** Aim of the task **
Please transcribe the data that follows without the pictures, keeping every word the same.

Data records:
◇ ◇ ◇ ◇

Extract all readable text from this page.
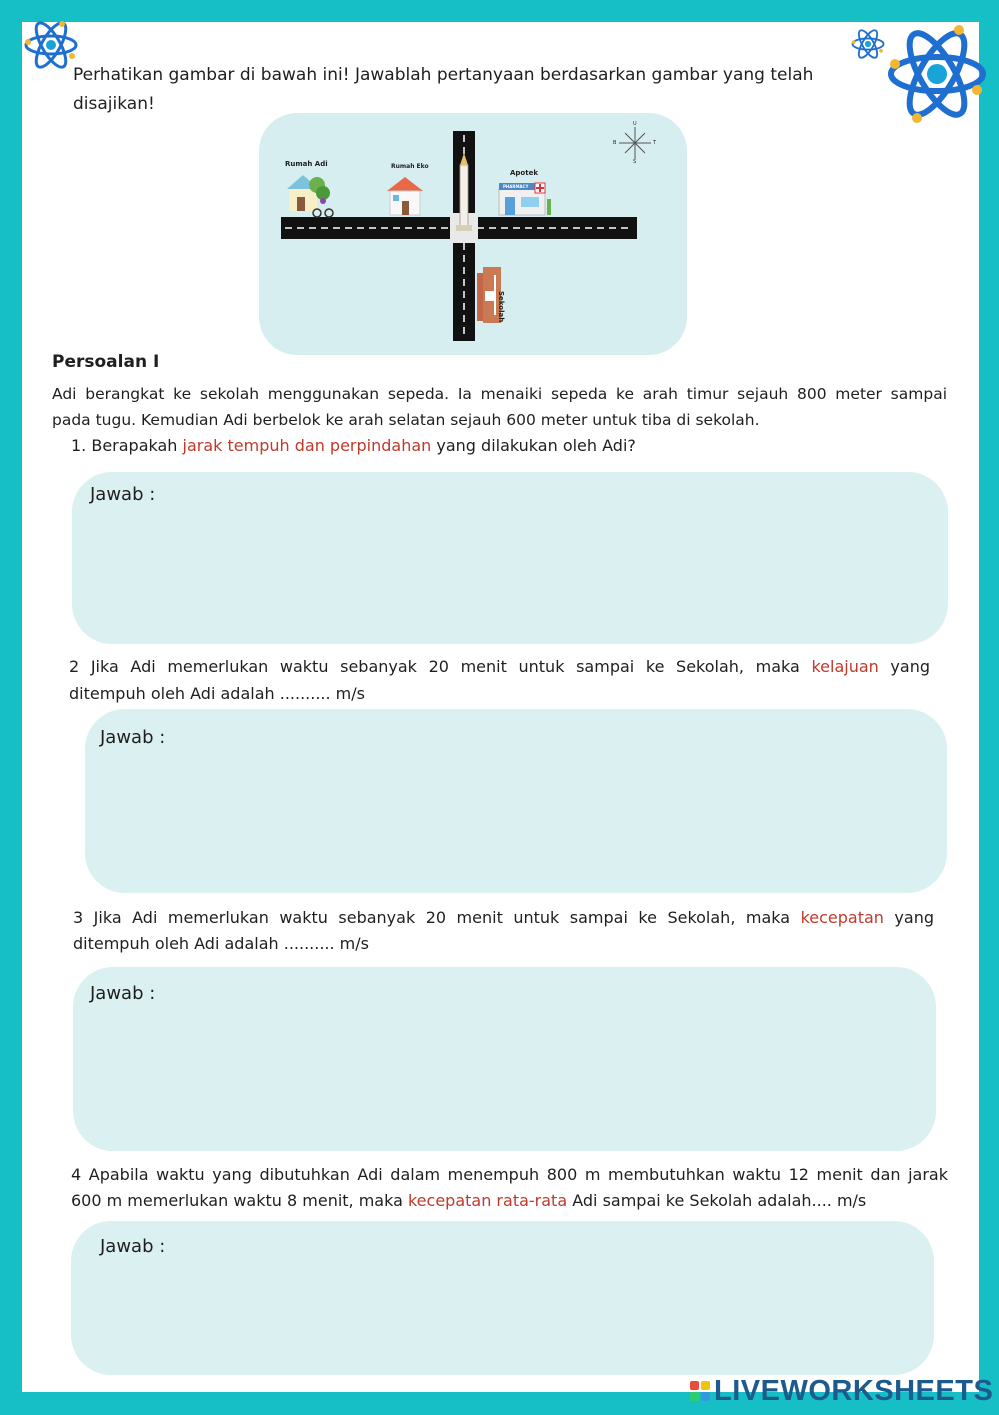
Perhatikan gambar di bawah ini! Jawablah pertanyaan berdasarkan gambar yang telah
disajikan!
Rumah Adi	Rumah Eko
Apotek
PHARMACY
Sekolah
U
S
T
B
Persoalan I
Adi berangkat ke sekolah menggunakan sepeda. Ia menaiki sepeda ke arah timur sejauh 800 meter sampai
pada tugu. Kemudian Adi berbelok ke arah selatan sejauh 600 meter untuk tiba di sekolah.
1. Berapakah jarak tempuh dan perpindahan yang dilakukan oleh Adi?
Jawab :
2 Jika Adi memerlukan waktu sebanyak 20 menit untuk sampai ke Sekolah, maka kelajuan yang
ditempuh oleh Adi adalah .......... m/s
Jawab :
3 Jika Adi memerlukan waktu sebanyak 20 menit untuk sampai ke Sekolah, maka kecepatan yang
ditempuh oleh Adi adalah .......... m/s
Jawab :
4 Apabila waktu yang dibutuhkan Adi dalam menempuh 800 m membutuhkan waktu 12 menit dan jarak
600 m memerlukan waktu 8 menit, maka kecepatan rata-rata Adi sampai ke Sekolah adalah.... m/s
Jawab :
LIVEWORKSHEETS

◇ ◇ ◇ ◇

** Exercise solution **
Extract all readable text from this page.
Perhatikan gambar di bawah ini! Jawablah pertanyaan berdasarkan gambar yang telah
disajikan!
Rumah Adi	Rumah Eko
Apotek
PHARMACY
Sekolah
U
S
T
B
Persoalan I
Adi berangkat ke sekolah menggunakan sepeda. Ia menaiki sepeda ke arah timur sejauh 800 meter sampai
pada tugu. Kemudian Adi berbelok ke arah selatan sejauh 600 meter untuk tiba di sekolah.
1. Berapakah jarak tempuh dan perpindahan yang dilakukan oleh Adi?
Jawab :
2 Jika Adi memerlukan waktu sebanyak 20 menit untuk sampai ke Sekolah, maka kelajuan yang
ditempuh oleh Adi adalah .......... m/s
Jawab :
3 Jika Adi memerlukan waktu sebanyak 20 menit untuk sampai ke Sekolah, maka kecepatan yang
ditempuh oleh Adi adalah .......... m/s
Jawab :
4 Apabila waktu yang dibutuhkan Adi dalam menempuh 800 m membutuhkan waktu 12 menit dan jarak
600 m memerlukan waktu 8 menit, maka kecepatan rata-rata Adi sampai ke Sekolah adalah.... m/s
Jawab :
LIVEWORKSHEETS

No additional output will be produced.